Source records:
•••••
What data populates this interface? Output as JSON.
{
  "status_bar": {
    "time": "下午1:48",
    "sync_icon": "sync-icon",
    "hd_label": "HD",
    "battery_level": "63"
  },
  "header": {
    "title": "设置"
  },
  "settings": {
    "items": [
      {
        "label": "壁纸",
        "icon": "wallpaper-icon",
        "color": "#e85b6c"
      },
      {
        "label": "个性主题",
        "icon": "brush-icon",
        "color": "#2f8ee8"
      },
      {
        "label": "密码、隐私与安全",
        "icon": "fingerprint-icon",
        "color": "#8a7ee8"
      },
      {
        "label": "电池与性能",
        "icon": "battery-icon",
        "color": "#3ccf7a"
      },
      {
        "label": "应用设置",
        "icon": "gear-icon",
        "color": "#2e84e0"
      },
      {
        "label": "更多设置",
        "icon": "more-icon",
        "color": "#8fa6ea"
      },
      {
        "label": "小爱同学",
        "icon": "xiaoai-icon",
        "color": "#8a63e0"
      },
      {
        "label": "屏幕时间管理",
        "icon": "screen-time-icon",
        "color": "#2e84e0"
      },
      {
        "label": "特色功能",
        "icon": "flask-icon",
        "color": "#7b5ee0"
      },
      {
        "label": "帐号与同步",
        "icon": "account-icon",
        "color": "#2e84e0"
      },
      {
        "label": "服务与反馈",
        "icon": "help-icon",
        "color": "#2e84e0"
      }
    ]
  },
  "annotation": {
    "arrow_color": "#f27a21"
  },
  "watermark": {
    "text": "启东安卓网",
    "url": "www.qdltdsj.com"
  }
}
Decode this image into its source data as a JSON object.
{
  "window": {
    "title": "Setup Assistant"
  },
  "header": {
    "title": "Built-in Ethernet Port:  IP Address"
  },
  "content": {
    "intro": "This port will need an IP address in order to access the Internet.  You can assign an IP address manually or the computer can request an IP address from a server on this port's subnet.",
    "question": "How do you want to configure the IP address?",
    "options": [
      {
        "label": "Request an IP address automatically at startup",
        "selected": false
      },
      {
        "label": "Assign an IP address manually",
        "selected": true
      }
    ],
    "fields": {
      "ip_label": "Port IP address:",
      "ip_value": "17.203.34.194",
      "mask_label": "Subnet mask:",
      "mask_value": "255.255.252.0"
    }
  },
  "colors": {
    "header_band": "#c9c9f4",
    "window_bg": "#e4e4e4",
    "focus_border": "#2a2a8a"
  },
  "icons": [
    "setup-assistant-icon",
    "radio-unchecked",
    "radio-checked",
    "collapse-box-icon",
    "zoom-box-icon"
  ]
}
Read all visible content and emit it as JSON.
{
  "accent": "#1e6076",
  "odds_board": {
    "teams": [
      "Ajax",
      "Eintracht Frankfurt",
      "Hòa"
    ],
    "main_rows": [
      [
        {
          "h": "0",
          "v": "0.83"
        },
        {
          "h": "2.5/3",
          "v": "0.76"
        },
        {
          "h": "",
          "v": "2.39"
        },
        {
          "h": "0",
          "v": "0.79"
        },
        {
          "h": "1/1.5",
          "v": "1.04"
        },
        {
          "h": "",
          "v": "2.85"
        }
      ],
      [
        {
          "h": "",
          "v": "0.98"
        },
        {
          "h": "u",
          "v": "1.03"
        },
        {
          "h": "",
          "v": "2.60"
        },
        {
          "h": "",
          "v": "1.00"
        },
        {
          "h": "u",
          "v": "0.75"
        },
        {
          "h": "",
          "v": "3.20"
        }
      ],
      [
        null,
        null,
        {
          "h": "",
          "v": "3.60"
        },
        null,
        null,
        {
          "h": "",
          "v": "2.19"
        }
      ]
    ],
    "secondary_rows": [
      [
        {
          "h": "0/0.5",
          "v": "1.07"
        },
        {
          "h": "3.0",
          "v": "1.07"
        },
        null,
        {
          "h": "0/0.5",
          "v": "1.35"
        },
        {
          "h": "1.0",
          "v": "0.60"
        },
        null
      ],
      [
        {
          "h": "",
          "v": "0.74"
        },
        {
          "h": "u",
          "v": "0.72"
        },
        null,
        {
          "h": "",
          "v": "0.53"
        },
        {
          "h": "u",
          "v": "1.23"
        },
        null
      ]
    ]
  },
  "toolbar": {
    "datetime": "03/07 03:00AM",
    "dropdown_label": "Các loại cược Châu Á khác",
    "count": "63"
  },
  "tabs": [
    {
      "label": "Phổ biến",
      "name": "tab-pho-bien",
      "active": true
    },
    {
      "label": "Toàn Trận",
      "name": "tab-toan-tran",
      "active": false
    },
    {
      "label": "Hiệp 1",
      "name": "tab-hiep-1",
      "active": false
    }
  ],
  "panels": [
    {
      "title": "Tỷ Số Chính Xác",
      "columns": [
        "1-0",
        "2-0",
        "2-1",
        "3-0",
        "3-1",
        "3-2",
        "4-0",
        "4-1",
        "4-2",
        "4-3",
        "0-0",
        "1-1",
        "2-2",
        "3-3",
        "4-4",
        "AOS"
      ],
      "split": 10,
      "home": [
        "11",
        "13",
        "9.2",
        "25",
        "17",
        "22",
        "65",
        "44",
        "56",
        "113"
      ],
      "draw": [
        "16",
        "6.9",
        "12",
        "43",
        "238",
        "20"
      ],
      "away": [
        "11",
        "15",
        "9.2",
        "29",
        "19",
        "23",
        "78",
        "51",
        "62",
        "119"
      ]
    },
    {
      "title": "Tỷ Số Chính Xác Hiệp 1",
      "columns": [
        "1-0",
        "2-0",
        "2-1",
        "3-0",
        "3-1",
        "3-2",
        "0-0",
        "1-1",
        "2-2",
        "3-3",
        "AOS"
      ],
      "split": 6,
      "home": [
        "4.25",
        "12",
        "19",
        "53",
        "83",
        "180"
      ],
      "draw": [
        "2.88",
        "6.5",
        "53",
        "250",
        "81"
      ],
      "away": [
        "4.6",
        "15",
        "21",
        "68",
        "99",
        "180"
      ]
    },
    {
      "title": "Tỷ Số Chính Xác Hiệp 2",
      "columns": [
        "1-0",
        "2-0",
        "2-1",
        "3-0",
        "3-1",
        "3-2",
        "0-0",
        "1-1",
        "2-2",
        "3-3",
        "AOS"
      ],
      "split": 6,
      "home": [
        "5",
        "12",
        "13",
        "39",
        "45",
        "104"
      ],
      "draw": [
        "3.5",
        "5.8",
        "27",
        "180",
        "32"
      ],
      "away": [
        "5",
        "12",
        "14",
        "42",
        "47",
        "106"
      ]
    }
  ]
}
•••••
• **Task brief**: Copy out each line exactly.

• **Solution to the problem**:
What data populates this interface? Output as JSON.
{
  "status_bar": {
    "time": "下午1:48",
    "sync_icon": "sync-icon",
    "hd_label": "HD",
    "battery_level": "63"
  },
  "header": {
    "title": "设置"
  },
  "settings": {
    "items": [
      {
        "label": "壁纸",
        "icon": "wallpaper-icon",
        "color": "#e85b6c"
      },
      {
        "label": "个性主题",
        "icon": "brush-icon",
        "color": "#2f8ee8"
      },
      {
        "label": "密码、隐私与安全",
        "icon": "fingerprint-icon",
        "color": "#8a7ee8"
      },
      {
        "label": "电池与性能",
        "icon": "battery-icon",
        "color": "#3ccf7a"
      },
      {
        "label": "应用设置",
        "icon": "gear-icon",
        "color": "#2e84e0"
      },
      {
        "label": "更多设置",
        "icon": "more-icon",
        "color": "#8fa6ea"
      },
      {
        "label": "小爱同学",
        "icon": "xiaoai-icon",
        "color": "#8a63e0"
      },
      {
        "label": "屏幕时间管理",
        "icon": "screen-time-icon",
        "color": "#2e84e0"
      },
      {
        "label": "特色功能",
        "icon": "flask-icon",
        "color": "#7b5ee0"
      },
      {
        "label": "帐号与同步",
        "icon": "account-icon",
        "color": "#2e84e0"
      },
      {
        "label": "服务与反馈",
        "icon": "help-icon",
        "color": "#2e84e0"
      }
    ]
  },
  "annotation": {
    "arrow_color": "#f27a21"
  },
  "watermark": {
    "text": "启东安卓网",
    "url": "www.qdltdsj.com"
  }
}
Decode this image into its source data as a JSON object.
{
  "window": {
    "title": "Setup Assistant"
  },
  "header": {
    "title": "Built-in Ethernet Port:  IP Address"
  },
  "content": {
    "intro": "This port will need an IP address in order to access the Internet.  You can assign an IP address manually or the computer can request an IP address from a server on this port's subnet.",
    "question": "How do you want to configure the IP address?",
    "options": [
      {
        "label": "Request an IP address automatically at startup",
        "selected": false
      },
      {
        "label": "Assign an IP address manually",
        "selected": true
      }
    ],
    "fields": {
      "ip_label": "Port IP address:",
      "ip_value": "17.203.34.194",
      "mask_label": "Subnet mask:",
      "mask_value": "255.255.252.0"
    }
  },
  "colors": {
    "header_band": "#c9c9f4",
    "window_bg": "#e4e4e4",
    "focus_border": "#2a2a8a"
  },
  "icons": [
    "setup-assistant-icon",
    "radio-unchecked",
    "radio-checked",
    "collapse-box-icon",
    "zoom-box-icon"
  ]
}
Read all visible content and emit it as JSON.
{
  "accent": "#1e6076",
  "odds_board": {
    "teams": [
      "Ajax",
      "Eintracht Frankfurt",
      "Hòa"
    ],
    "main_rows": [
      [
        {
          "h": "0",
          "v": "0.83"
        },
        {
          "h": "2.5/3",
          "v": "0.76"
        },
        {
          "h": "",
          "v": "2.39"
        },
        {
          "h": "0",
          "v": "0.79"
        },
        {
          "h": "1/1.5",
          "v": "1.04"
        },
        {
          "h": "",
          "v": "2.85"
        }
      ],
      [
        {
          "h": "",
          "v": "0.98"
        },
        {
          "h": "u",
          "v": "1.03"
        },
        {
          "h": "",
          "v": "2.60"
        },
        {
          "h": "",
          "v": "1.00"
        },
        {
          "h": "u",
          "v": "0.75"
        },
        {
          "h": "",
          "v": "3.20"
        }
      ],
      [
        null,
        null,
        {
          "h": "",
          "v": "3.60"
        },
        null,
        null,
        {
          "h": "",
          "v": "2.19"
        }
      ]
    ],
    "secondary_rows": [
      [
        {
          "h": "0/0.5",
          "v": "1.07"
        },
        {
          "h": "3.0",
          "v": "1.07"
        },
        null,
        {
          "h": "0/0.5",
          "v": "1.35"
        },
        {
          "h": "1.0",
          "v": "0.60"
        },
        null
      ],
      [
        {
          "h": "",
          "v": "0.74"
        },
        {
          "h": "u",
          "v": "0.72"
        },
        null,
        {
          "h": "",
          "v": "0.53"
        },
        {
          "h": "u",
          "v": "1.23"
        },
        null
      ]
    ]
  },
  "toolbar": {
    "datetime": "03/07 03:00AM",
    "dropdown_label": "Các loại cược Châu Á khác",
    "count": "63"
  },
  "tabs": [
    {
      "label": "Phổ biến",
      "name": "tab-pho-bien",
      "active": true
    },
    {
      "label": "Toàn Trận",
      "name": "tab-toan-tran",
      "active": false
    },
    {
      "label": "Hiệp 1",
      "name": "tab-hiep-1",
      "active": false
    }
  ],
  "panels": [
    {
      "title": "Tỷ Số Chính Xác",
      "columns": [
        "1-0",
        "2-0",
        "2-1",
        "3-0",
        "3-1",
        "3-2",
        "4-0",
        "4-1",
        "4-2",
        "4-3",
        "0-0",
        "1-1",
        "2-2",
        "3-3",
        "4-4",
        "AOS"
      ],
      "split": 10,
      "home": [
        "11",
        "13",
        "9.2",
        "25",
        "17",
        "22",
        "65",
        "44",
        "56",
        "113"
      ],
      "draw": [
        "16",
        "6.9",
        "12",
        "43",
        "238",
        "20"
      ],
      "away": [
        "11",
        "15",
        "9.2",
        "29",
        "19",
        "23",
        "78",
        "51",
        "62",
        "119"
      ]
    },
    {
      "title": "Tỷ Số Chính Xác Hiệp 1",
      "columns": [
        "1-0",
        "2-0",
        "2-1",
        "3-0",
        "3-1",
        "3-2",
        "0-0",
        "1-1",
        "2-2",
        "3-3",
        "AOS"
      ],
      "split": 6,
      "home": [
        "4.25",
        "12",
        "19",
        "53",
        "83",
        "180"
      ],
      "draw": [
        "2.88",
        "6.5",
        "53",
        "250",
        "81"
      ],
      "away": [
        "4.6",
        "15",
        "21",
        "68",
        "99",
        "180"
      ]
    },
    {
      "title": "Tỷ Số Chính Xác Hiệp 2",
      "columns": [
        "1-0",
        "2-0",
        "2-1",
        "3-0",
        "3-1",
        "3-2",
        "0-0",
        "1-1",
        "2-2",
        "3-3",
        "AOS"
      ],
      "split": 6,
      "home": [
        "5",
        "12",
        "13",
        "39",
        "45",
        "104"
      ],
      "draw": [
        "3.5",
        "5.8",
        "27",
        "180",
        "32"
      ],
      "away": [
        "5",
        "12",
        "14",
        "42",
        "47",
        "106"
      ]
    }
  ]
}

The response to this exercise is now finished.